(WHAT IS REQUIRED)
Repeat each line of the material below exactly as it appears, minus any pictures.

Data entries
********************

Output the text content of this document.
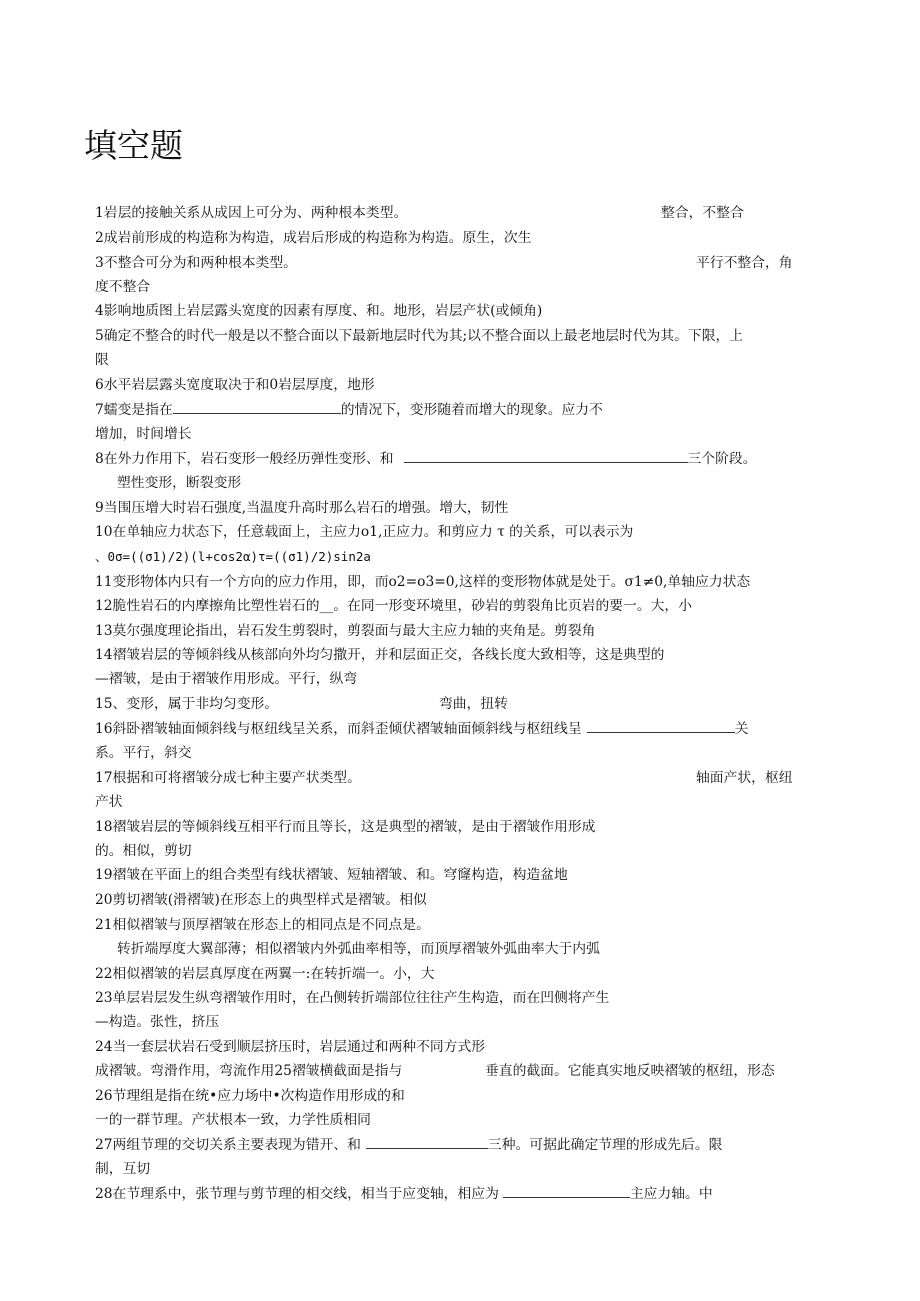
填空题
1岩层的接触关系从成因上可分为、两种根本类型。	整合，不整合
2成岩前形成的构造称为构造，成岩后形成的构造称为构造。原生，次生
3不整合可分为和两种根本类型。	平行不整合，角
度不整合
4影响地质图上岩层露头宽度的因素有厚度、和。地形，岩层产状(或倾角)
5确定不整合的时代一般是以不整合面以下最新地层时代为其;以不整合面以上最老地层时代为其。下限，上
限
6水平岩层露头宽度取决于和0岩层厚度，地形
7蠕变是指在	的情况下，变形随着而增大的现象。应力不
增加，时间增长
8在外力作用下，岩石变形一般经历弹性变形、和	三个阶段。
塑性变形，断裂变形
9当围压增大时岩石强度,当温度升高时那么岩石的增强。增大，韧性
10在单轴应力状态下，任意载面上，主应力o1,正应力。和剪应力 τ 的关系，可以表示为
、0σ=((σ1)/2)(l+cos2α)τ=((σ1)/2)sin2a
11变形物体内只有一个方向的应力作用，即，而o2=o3=0,这样的变形物体就是处于。σ1≠0,单轴应力状态
12脆性岩石的内摩擦角比塑性岩石的__。在同一形变环境里，砂岩的剪裂角比页岩的要一。大，小
13莫尔强度理论指出，岩石发生剪裂时，剪裂面与最大主应力轴的夹角是。剪裂角
14褶皱岩层的等倾斜线从核部向外均匀撒开，并和层面正交，各线长度大致相等，这是典型的
—褶皱，是由于褶皱作用形成。平行，纵弯
15、变形，属于非均匀变形。	弯曲，扭转
16斜卧褶皱轴面倾斜线与枢纽线呈关系，而斜歪倾伏褶皱轴面倾斜线与枢纽线呈	关
系。平行，斜交
17根据和可将褶皱分成七种主要产状类型。	轴面产状，枢纽
产状
18褶皱岩层的等倾斜线互相平行而且等长，这是典型的褶皱，是由于褶皱作用形成
的。相似，剪切
19褶皱在平面上的组合类型有线状褶皱、短轴褶皱、和。穹窿构造，构造盆地
20剪切褶皱(滑褶皱)在形态上的典型样式是褶皱。相似
21相似褶皱与顶厚褶皱在形态上的相同点是不同点是。
转折端厚度大翼部薄；相似褶皱内外弧曲率相等，而顶厚褶皱外弧曲率大于内弧
22相似褶皱的岩层真厚度在两翼一:在转折端一。小，大
23单层岩层发生纵弯褶皱作用时，在凸侧转折端部位往往产生构造，而在凹侧将产生
—构造。张性，挤压
24当一套层状岩石受到顺层挤压时，岩层通过和两种不同方式形
成褶皱。弯滑作用，弯流作用25褶皱横截面是指与	垂直的截面。它能真实地反映褶皱的枢纽，形态
26节理组是指在统•应力场中•次构造作用形成的和
一的一群节理。产状根本一致，力学性质相同
27两组节理的交切关系主要表现为错开、和	三种。可据此确定节理的形成先后。限
制，互切
28在节理系中，张节理与剪节理的相交线，相当于应变轴，相应为	主应力轴。中
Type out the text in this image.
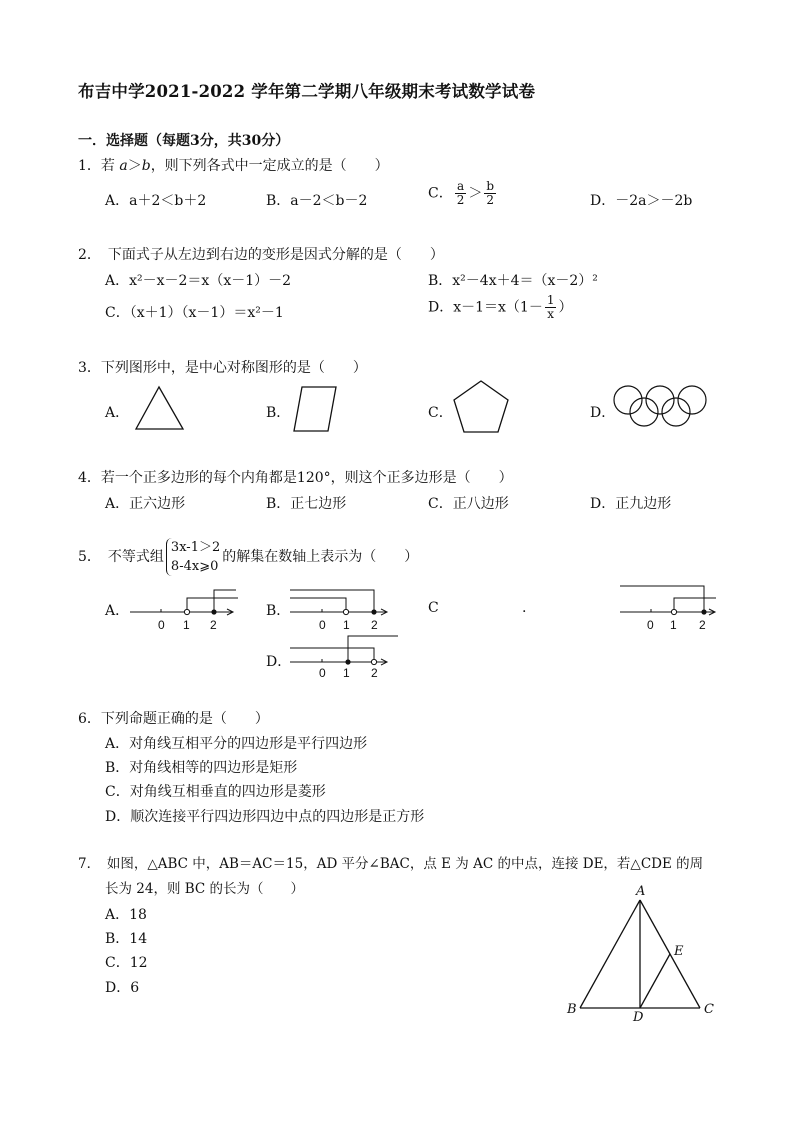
布吉中学2021-2022 学年第二学期八年级期末考试数学试卷
一．选择题（每题3分，共30分）
1．若 a＞b，则下列各式中一定成立的是（　　）
A．a＋2＜b＋2	B．a－2＜b－2	C． $\frac{a}{2} > \frac{b}{2}$	D．－2a＞－2b
2．　下面式子从左边到右边的变形是因式分解的是（　　）
A．x²－x－2＝x（x－1）－2	B．x²－4x＋4＝（x－2）²
C．（x＋1）（x－1）＝x²－1	D．$x-1=x(1- \frac{1}{x}$ ）
3．下列图形中，是中心对称图形的是（　　）
A．	B．	C．	D．
4．若一个正多边形的每个内角都是120°，则这个正多边形是（　　）
A．正六边形	B．正七边形	C．正八边形	D．正九边形
5．　不等式组
3x-1＞2
8-4x⩾0
的解集在数轴上表示为（　　）
A．
0 1 2
B．
0 1 2
C	.
0 1 2
D．
0 1 2
6．下列命题正确的是（　　）
A．对角线互相平分的四边形是平行四边形
B．对角线相等的四边形是矩形
C．对角线互相垂直的四边形是菱形
D．顺次连接平行四边形四边中点的四边形是正方形
7．　如图，△ABC 中，AB＝AC＝15，AD 平分∠BAC，点 E 为 AC 的中点，连接 DE，若△CDE 的周
长为 24，则 BC 的长为（　　）
A．18
B．14
C．12
D．6
A
B	C
D
E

********************

(SOLVED PROBLEM)
Output the text content of this document.
填空题
1岩层的接触关系从成因上可分为、两种根本类型。	整合，不整合
2成岩前形成的构造称为构造，成岩后形成的构造称为构造。原生，次生
3不整合可分为和两种根本类型。	平行不整合，角
度不整合
4影响地质图上岩层露头宽度的因素有厚度、和。地形，岩层产状(或倾角)
5确定不整合的时代一般是以不整合面以下最新地层时代为其;以不整合面以上最老地层时代为其。下限，上
限
6水平岩层露头宽度取决于和0岩层厚度，地形
7蠕变是指在	的情况下，变形随着而增大的现象。应力不
增加，时间增长
8在外力作用下，岩石变形一般经历弹性变形、和	三个阶段。
塑性变形，断裂变形
9当围压增大时岩石强度,当温度升高时那么岩石的增强。增大，韧性
10在单轴应力状态下，任意载面上，主应力o1,正应力。和剪应力 τ 的关系，可以表示为
、0σ=((σ1)/2)(l+cos2α)τ=((σ1)/2)sin2a
11变形物体内只有一个方向的应力作用，即，而o2=o3=0,这样的变形物体就是处于。σ1≠0,单轴应力状态
12脆性岩石的内摩擦角比塑性岩石的__。在同一形变环境里，砂岩的剪裂角比页岩的要一。大，小
13莫尔强度理论指出，岩石发生剪裂时，剪裂面与最大主应力轴的夹角是。剪裂角
14褶皱岩层的等倾斜线从核部向外均匀撒开，并和层面正交，各线长度大致相等，这是典型的
—褶皱，是由于褶皱作用形成。平行，纵弯
15、变形，属于非均匀变形。	弯曲，扭转
16斜卧褶皱轴面倾斜线与枢纽线呈关系，而斜歪倾伏褶皱轴面倾斜线与枢纽线呈	关
系。平行，斜交
17根据和可将褶皱分成七种主要产状类型。	轴面产状，枢纽
产状
18褶皱岩层的等倾斜线互相平行而且等长，这是典型的褶皱，是由于褶皱作用形成
的。相似，剪切
19褶皱在平面上的组合类型有线状褶皱、短轴褶皱、和。穹窿构造，构造盆地
20剪切褶皱(滑褶皱)在形态上的典型样式是褶皱。相似
21相似褶皱与顶厚褶皱在形态上的相同点是不同点是。
转折端厚度大翼部薄；相似褶皱内外弧曲率相等，而顶厚褶皱外弧曲率大于内弧
22相似褶皱的岩层真厚度在两翼一:在转折端一。小，大
23单层岩层发生纵弯褶皱作用时，在凸侧转折端部位往往产生构造，而在凹侧将产生
—构造。张性，挤压
24当一套层状岩石受到顺层挤压时，岩层通过和两种不同方式形
成褶皱。弯滑作用，弯流作用25褶皱横截面是指与	垂直的截面。它能真实地反映褶皱的枢纽，形态
26节理组是指在统•应力场中•次构造作用形成的和
一的一群节理。产状根本一致，力学性质相同
27两组节理的交切关系主要表现为错开、和	三种。可据此确定节理的形成先后。限
制，互切
28在节理系中，张节理与剪节理的相交线，相当于应变轴，相应为	主应力轴。中
Type out the text in this image.
布吉中学2021-2022 学年第二学期八年级期末考试数学试卷
一．选择题（每题3分，共30分）
1．若 a＞b，则下列各式中一定成立的是（　　）
A．a＋2＜b＋2	B．a－2＜b－2	C． $\frac{a}{2} > \frac{b}{2}$	D．－2a＞－2b
2．　下面式子从左边到右边的变形是因式分解的是（　　）
A．x²－x－2＝x（x－1）－2	B．x²－4x＋4＝（x－2）²
C．（x＋1）（x－1）＝x²－1	D．$x-1=x(1- \frac{1}{x}$ ）
3．下列图形中，是中心对称图形的是（　　）
A．	B．	C．	D．
4．若一个正多边形的每个内角都是120°，则这个正多边形是（　　）
A．正六边形	B．正七边形	C．正八边形	D．正九边形
5．　不等式组
3x-1＞2
8-4x⩾0
的解集在数轴上表示为（　　）
A．
0 1 2
B．
0 1 2
C	.
0 1 2
D．
0 1 2
6．下列命题正确的是（　　）
A．对角线互相平分的四边形是平行四边形
B．对角线相等的四边形是矩形
C．对角线互相垂直的四边形是菱形
D．顺次连接平行四边形四边中点的四边形是正方形
7．　如图，△ABC 中，AB＝AC＝15，AD 平分∠BAC，点 E 为 AC 的中点，连接 DE，若△CDE 的周
长为 24，则 BC 的长为（　　）
A．18
B．14
C．12
D．6
A
B	C
D
E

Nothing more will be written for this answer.